--- start The data ---
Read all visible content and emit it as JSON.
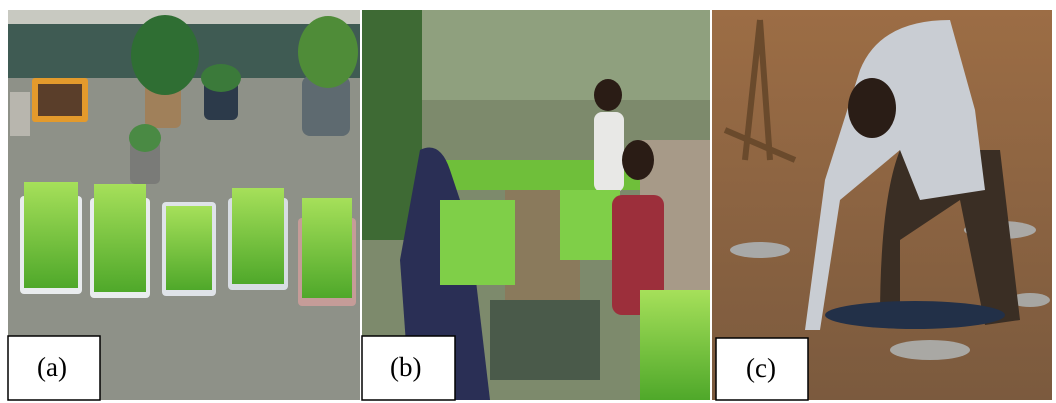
{
  "panels": [
    {
      "label": "(a)"
    },
    {
      "label": "(b)"
    },
    {
      "label": "(c)"
    }
  ]
}
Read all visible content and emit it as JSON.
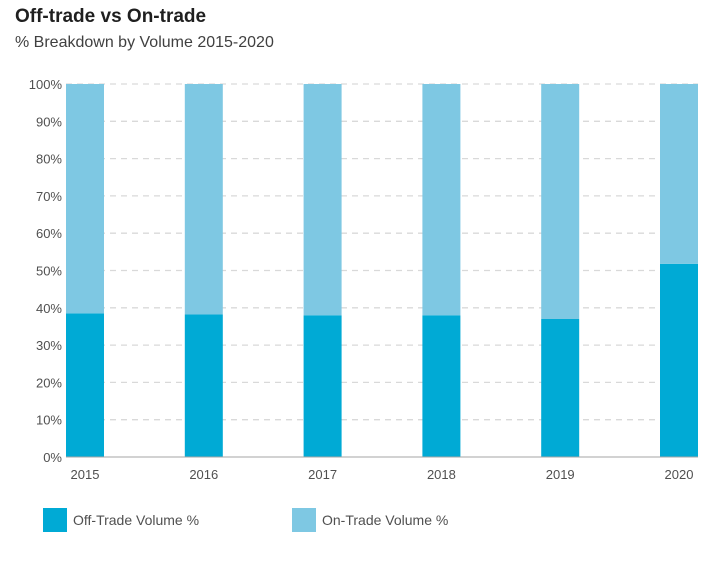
{
  "title": "Off-trade vs On-trade",
  "subtitle": "% Breakdown by Volume 2015-2020",
  "colors": {
    "off_trade": "#00aad5",
    "on_trade": "#7ec8e3",
    "grid": "#d9d9d9",
    "axis": "#a6a6a6"
  },
  "chart_data": {
    "type": "bar",
    "stacked": true,
    "categories": [
      "2015",
      "2016",
      "2017",
      "2018",
      "2019",
      "2020"
    ],
    "series": [
      {
        "name": "Off-Trade Volume %",
        "values": [
          38.5,
          38.2,
          38.0,
          38.0,
          37.0,
          51.8
        ]
      },
      {
        "name": "On-Trade Volume %",
        "values": [
          61.5,
          61.8,
          62.0,
          62.0,
          63.0,
          48.2
        ]
      }
    ],
    "ylim": [
      0,
      100
    ],
    "yticks": [
      "0%",
      "10%",
      "20%",
      "30%",
      "40%",
      "50%",
      "60%",
      "70%",
      "80%",
      "90%",
      "100%"
    ],
    "grid": true,
    "legend": "bottom-left"
  }
}
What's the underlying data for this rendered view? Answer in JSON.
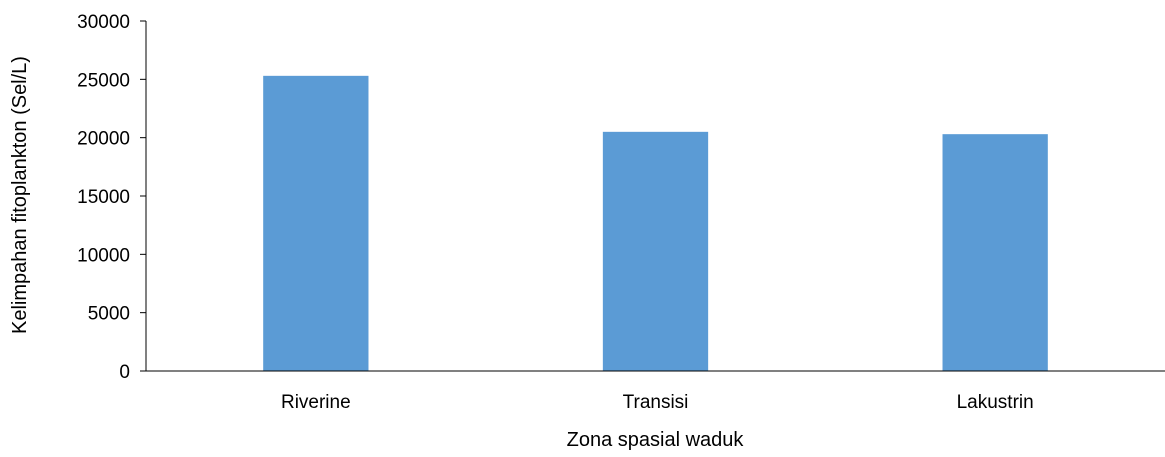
{
  "chart_data": {
    "type": "bar",
    "title": "",
    "xlabel": "Zona spasial waduk",
    "ylabel": "Kelimpahan fitoplankton (Sel/L)",
    "categories": [
      "Riverine",
      "Transisi",
      "Lakustrin"
    ],
    "values": [
      25300,
      20500,
      20300
    ],
    "ylim": [
      0,
      30000
    ],
    "yticks": [
      "0",
      "5000",
      "10000",
      "15000",
      "20000",
      "25000",
      "30000"
    ],
    "grid": false,
    "legend": "none",
    "bar_color": "#5B9BD5",
    "axis_color": "#000000"
  }
}
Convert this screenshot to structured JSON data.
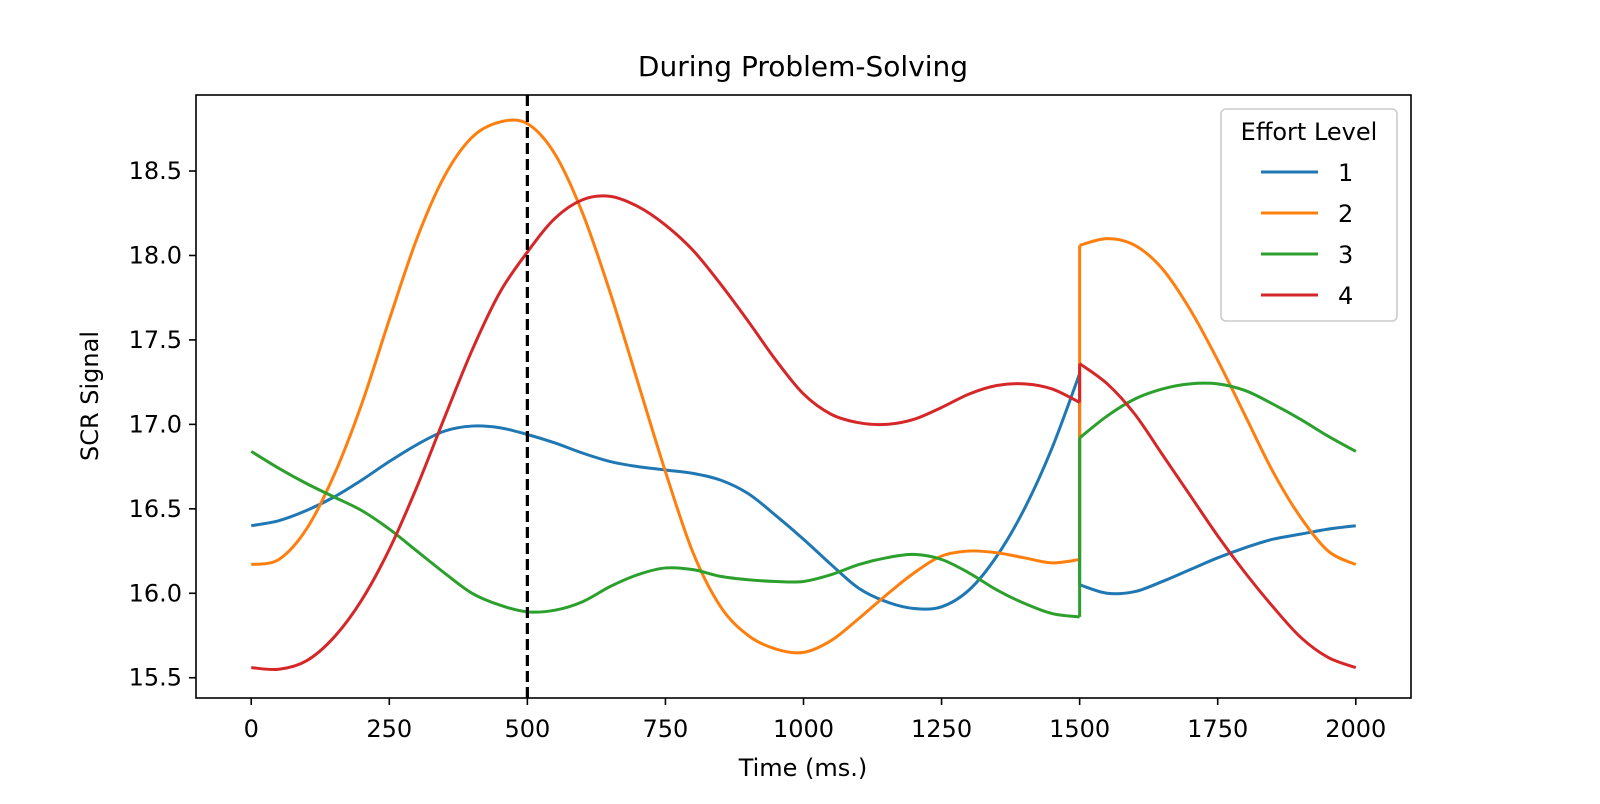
{
  "chart_data": {
    "type": "line",
    "title": "During Problem-Solving",
    "xlabel": "Time (ms.)",
    "ylabel": "SCR Signal",
    "xlim": [
      -100,
      2100
    ],
    "ylim": [
      15.38,
      18.95
    ],
    "xticks": [
      0,
      250,
      500,
      750,
      1000,
      1250,
      1500,
      1750,
      2000
    ],
    "xtick_labels": [
      "0",
      "250",
      "500",
      "750",
      "1000",
      "1250",
      "1500",
      "1750",
      "2000"
    ],
    "yticks": [
      15.5,
      16.0,
      16.5,
      17.0,
      17.5,
      18.0,
      18.5
    ],
    "ytick_labels": [
      "15.5",
      "16.0",
      "16.5",
      "17.0",
      "17.5",
      "18.0",
      "18.5"
    ],
    "grid": false,
    "legend": {
      "title": "Effort Level",
      "placement": "top-right"
    },
    "vline": {
      "x": 500,
      "style": "dashed",
      "color": "#000000"
    },
    "series": [
      {
        "name": "1",
        "color": "#1f77b4",
        "segments": [
          [
            [
              0,
              16.4
            ],
            [
              50,
              16.43
            ],
            [
              100,
              16.49
            ],
            [
              150,
              16.57
            ],
            [
              200,
              16.67
            ],
            [
              250,
              16.78
            ],
            [
              300,
              16.88
            ],
            [
              350,
              16.96
            ],
            [
              400,
              16.99
            ],
            [
              450,
              16.98
            ],
            [
              500,
              16.94
            ],
            [
              550,
              16.89
            ],
            [
              600,
              16.83
            ],
            [
              650,
              16.78
            ],
            [
              700,
              16.75
            ],
            [
              750,
              16.73
            ],
            [
              800,
              16.71
            ],
            [
              850,
              16.67
            ],
            [
              900,
              16.59
            ],
            [
              950,
              16.46
            ],
            [
              1000,
              16.32
            ],
            [
              1050,
              16.17
            ],
            [
              1100,
              16.03
            ],
            [
              1150,
              15.95
            ],
            [
              1200,
              15.91
            ],
            [
              1250,
              15.92
            ],
            [
              1300,
              16.02
            ],
            [
              1350,
              16.22
            ],
            [
              1400,
              16.5
            ],
            [
              1450,
              16.86
            ],
            [
              1500,
              17.3
            ]
          ],
          [
            [
              1500,
              16.05
            ],
            [
              1550,
              16.0
            ],
            [
              1600,
              16.01
            ],
            [
              1650,
              16.07
            ],
            [
              1700,
              16.14
            ],
            [
              1750,
              16.21
            ],
            [
              1800,
              16.27
            ],
            [
              1850,
              16.32
            ],
            [
              1900,
              16.35
            ],
            [
              1950,
              16.38
            ],
            [
              2000,
              16.4
            ]
          ]
        ]
      },
      {
        "name": "2",
        "color": "#ff7f0e",
        "segments": [
          [
            [
              0,
              16.17
            ],
            [
              50,
              16.2
            ],
            [
              100,
              16.38
            ],
            [
              150,
              16.7
            ],
            [
              200,
              17.12
            ],
            [
              250,
              17.62
            ],
            [
              300,
              18.1
            ],
            [
              350,
              18.47
            ],
            [
              400,
              18.7
            ],
            [
              450,
              18.79
            ],
            [
              500,
              18.78
            ],
            [
              550,
              18.6
            ],
            [
              600,
              18.25
            ],
            [
              650,
              17.78
            ],
            [
              700,
              17.25
            ],
            [
              750,
              16.72
            ],
            [
              800,
              16.24
            ],
            [
              850,
              15.92
            ],
            [
              900,
              15.75
            ],
            [
              950,
              15.67
            ],
            [
              1000,
              15.65
            ],
            [
              1050,
              15.72
            ],
            [
              1100,
              15.85
            ],
            [
              1150,
              15.99
            ],
            [
              1200,
              16.12
            ],
            [
              1250,
              16.22
            ],
            [
              1300,
              16.25
            ],
            [
              1350,
              16.24
            ],
            [
              1400,
              16.21
            ],
            [
              1450,
              16.18
            ],
            [
              1500,
              16.2
            ]
          ],
          [
            [
              1500,
              18.06
            ],
            [
              1550,
              18.1
            ],
            [
              1600,
              18.06
            ],
            [
              1650,
              17.92
            ],
            [
              1700,
              17.68
            ],
            [
              1750,
              17.38
            ],
            [
              1800,
              17.05
            ],
            [
              1850,
              16.72
            ],
            [
              1900,
              16.45
            ],
            [
              1950,
              16.25
            ],
            [
              2000,
              16.17
            ]
          ]
        ]
      },
      {
        "name": "3",
        "color": "#2ca02c",
        "segments": [
          [
            [
              0,
              16.84
            ],
            [
              50,
              16.74
            ],
            [
              100,
              16.65
            ],
            [
              150,
              16.57
            ],
            [
              200,
              16.49
            ],
            [
              250,
              16.38
            ],
            [
              300,
              16.25
            ],
            [
              350,
              16.12
            ],
            [
              400,
              16.0
            ],
            [
              450,
              15.93
            ],
            [
              500,
              15.89
            ],
            [
              550,
              15.9
            ],
            [
              600,
              15.95
            ],
            [
              650,
              16.04
            ],
            [
              700,
              16.11
            ],
            [
              750,
              16.15
            ],
            [
              800,
              16.14
            ],
            [
              850,
              16.1
            ],
            [
              900,
              16.08
            ],
            [
              950,
              16.07
            ],
            [
              1000,
              16.07
            ],
            [
              1050,
              16.11
            ],
            [
              1100,
              16.17
            ],
            [
              1150,
              16.21
            ],
            [
              1200,
              16.23
            ],
            [
              1250,
              16.2
            ],
            [
              1300,
              16.12
            ],
            [
              1350,
              16.02
            ],
            [
              1400,
              15.94
            ],
            [
              1450,
              15.88
            ],
            [
              1500,
              15.86
            ]
          ],
          [
            [
              1500,
              16.92
            ],
            [
              1550,
              17.05
            ],
            [
              1600,
              17.15
            ],
            [
              1650,
              17.21
            ],
            [
              1700,
              17.24
            ],
            [
              1750,
              17.24
            ],
            [
              1800,
              17.2
            ],
            [
              1850,
              17.12
            ],
            [
              1900,
              17.03
            ],
            [
              1950,
              16.93
            ],
            [
              2000,
              16.84
            ]
          ]
        ]
      },
      {
        "name": "4",
        "color": "#d62728",
        "segments": [
          [
            [
              0,
              15.56
            ],
            [
              50,
              15.55
            ],
            [
              100,
              15.6
            ],
            [
              150,
              15.74
            ],
            [
              200,
              15.96
            ],
            [
              250,
              16.26
            ],
            [
              300,
              16.63
            ],
            [
              350,
              17.04
            ],
            [
              400,
              17.44
            ],
            [
              450,
              17.78
            ],
            [
              500,
              18.02
            ],
            [
              550,
              18.22
            ],
            [
              600,
              18.33
            ],
            [
              650,
              18.35
            ],
            [
              700,
              18.29
            ],
            [
              750,
              18.18
            ],
            [
              800,
              18.03
            ],
            [
              850,
              17.83
            ],
            [
              900,
              17.61
            ],
            [
              950,
              17.38
            ],
            [
              1000,
              17.18
            ],
            [
              1050,
              17.06
            ],
            [
              1100,
              17.01
            ],
            [
              1150,
              17.0
            ],
            [
              1200,
              17.03
            ],
            [
              1250,
              17.1
            ],
            [
              1300,
              17.18
            ],
            [
              1350,
              17.23
            ],
            [
              1400,
              17.24
            ],
            [
              1450,
              17.21
            ],
            [
              1500,
              17.13
            ]
          ],
          [
            [
              1500,
              17.36
            ],
            [
              1550,
              17.24
            ],
            [
              1600,
              17.06
            ],
            [
              1650,
              16.82
            ],
            [
              1700,
              16.58
            ],
            [
              1750,
              16.34
            ],
            [
              1800,
              16.12
            ],
            [
              1850,
              15.92
            ],
            [
              1900,
              15.74
            ],
            [
              1950,
              15.62
            ],
            [
              2000,
              15.56
            ]
          ]
        ]
      }
    ]
  }
}
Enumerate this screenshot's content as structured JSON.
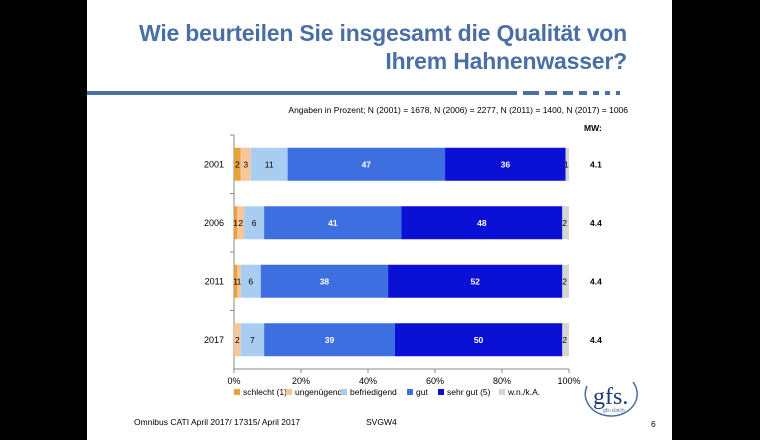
{
  "title": {
    "line1": "Wie beurteilen Sie insgesamt die Qualität von",
    "line2": "Ihrem Hahnenwasser?"
  },
  "subtitle": "Angaben in Prozent; N (2001) = 1678, N (2006) = 2277, N (2011) = 1400, N (2017) = 1006",
  "mw_header": "MW:",
  "footer": {
    "source": "Omnibus CATI April 2017/ 17315/ April 2017",
    "code": "SVGW4",
    "page": "6"
  },
  "logo": {
    "text": "gfs.",
    "subtext": "gfs-zürich"
  },
  "colors": {
    "title": "#4a6fa5",
    "rule": "#4a6fa5"
  },
  "chart_data": {
    "type": "bar",
    "orientation": "horizontal",
    "stacked": true,
    "normalized": true,
    "categories": [
      "2001",
      "2006",
      "2011",
      "2017"
    ],
    "series": [
      {
        "name": "schlecht (1)",
        "color": "#e8a23a",
        "values": [
          2,
          1,
          1,
          0
        ],
        "labels": [
          "2",
          "1",
          "1",
          ""
        ]
      },
      {
        "name": "ungenügend",
        "color": "#f7c79a",
        "values": [
          3,
          2,
          1,
          2
        ],
        "labels": [
          "3",
          "2",
          "1",
          "2"
        ]
      },
      {
        "name": "befriedigend",
        "color": "#a9cdf1",
        "values": [
          11,
          6,
          6,
          7
        ],
        "labels": [
          "11",
          "6",
          "6",
          "7"
        ]
      },
      {
        "name": "gut",
        "color": "#3d6fe0",
        "values": [
          47,
          41,
          38,
          39
        ],
        "labels": [
          "47",
          "41",
          "38",
          "39"
        ]
      },
      {
        "name": "sehr gut (5)",
        "color": "#0a10d4",
        "values": [
          36,
          48,
          52,
          50
        ],
        "labels": [
          "36",
          "48",
          "52",
          "50"
        ]
      },
      {
        "name": "w.n./k.A.",
        "color": "#d4d4d4",
        "values": [
          1,
          2,
          2,
          2
        ],
        "labels": [
          "1",
          "2",
          "2",
          "2"
        ]
      }
    ],
    "mean_values": [
      "4.1",
      "4.4",
      "4.4",
      "4.4"
    ],
    "x_ticks": [
      "0%",
      "20%",
      "40%",
      "60%",
      "80%",
      "100%"
    ],
    "xlim": [
      0,
      100
    ],
    "grid": false,
    "legend_position": "bottom"
  }
}
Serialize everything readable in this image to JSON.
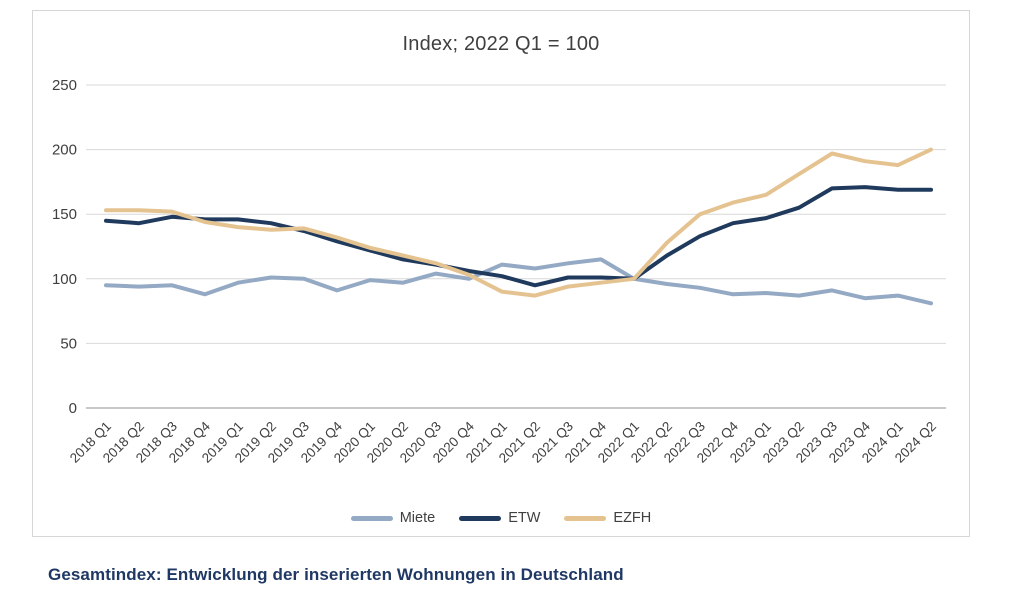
{
  "caption": "Gesamtindex: Entwicklung der inserierten Wohnungen in Deutschland",
  "chart_data": {
    "type": "line",
    "title": "Index; 2022 Q1 = 100",
    "categories": [
      "2018 Q1",
      "2018 Q2",
      "2018 Q3",
      "2018 Q4",
      "2019 Q1",
      "2019 Q2",
      "2019 Q3",
      "2019 Q4",
      "2020 Q1",
      "2020 Q2",
      "2020 Q3",
      "2020 Q4",
      "2021 Q1",
      "2021 Q2",
      "2021 Q3",
      "2021 Q4",
      "2022 Q1",
      "2022 Q2",
      "2022 Q3",
      "2022 Q4",
      "2023 Q1",
      "2023 Q2",
      "2023 Q3",
      "2023 Q4",
      "2024 Q1",
      "2024 Q2"
    ],
    "series": [
      {
        "name": "Miete",
        "color": "#94a9c4",
        "values": [
          95,
          94,
          95,
          88,
          97,
          101,
          100,
          91,
          99,
          97,
          104,
          100,
          111,
          108,
          112,
          115,
          100,
          96,
          93,
          88,
          89,
          87,
          91,
          85,
          87,
          81
        ]
      },
      {
        "name": "ETW",
        "color": "#1f3a5c",
        "values": [
          145,
          143,
          148,
          146,
          146,
          143,
          137,
          129,
          122,
          115,
          111,
          106,
          102,
          95,
          101,
          101,
          100,
          118,
          133,
          143,
          147,
          155,
          170,
          171,
          169,
          169
        ]
      },
      {
        "name": "EZFH",
        "color": "#e5c390",
        "values": [
          153,
          153,
          152,
          144,
          140,
          138,
          139,
          132,
          124,
          118,
          112,
          103,
          90,
          87,
          94,
          97,
          100,
          128,
          150,
          159,
          165,
          181,
          197,
          191,
          188,
          200
        ]
      }
    ],
    "ylim": [
      0,
      250
    ],
    "yticks": [
      0,
      50,
      100,
      150,
      200,
      250
    ],
    "grid": true,
    "legend_position": "bottom",
    "colors": {
      "grid": "#d9d9d9",
      "axis_zero": "#a6a6a6",
      "text": "#404040",
      "caption": "#1f3864"
    }
  }
}
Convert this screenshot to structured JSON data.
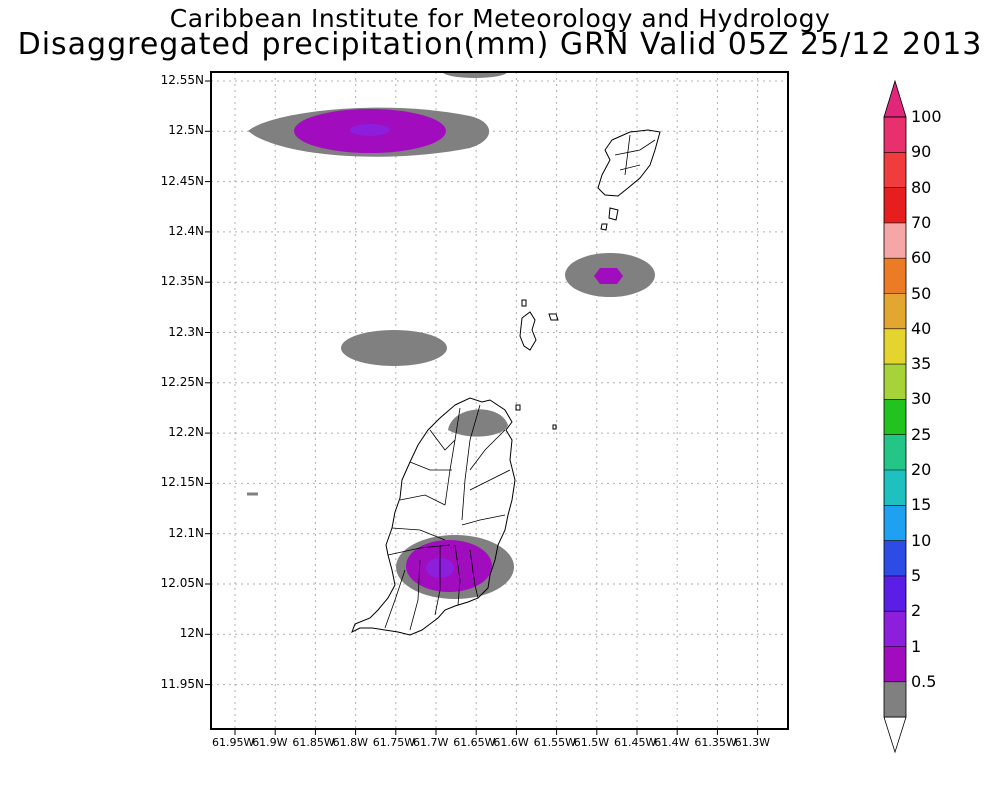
--- end The data ---
### Directive
Copy out each line of the data containing the string "ylabel".

### Result for this exercise
    "ylabel": "Kelimpahan fitoplankton (Sel/L)",
    "ylabel": "SCR Signal",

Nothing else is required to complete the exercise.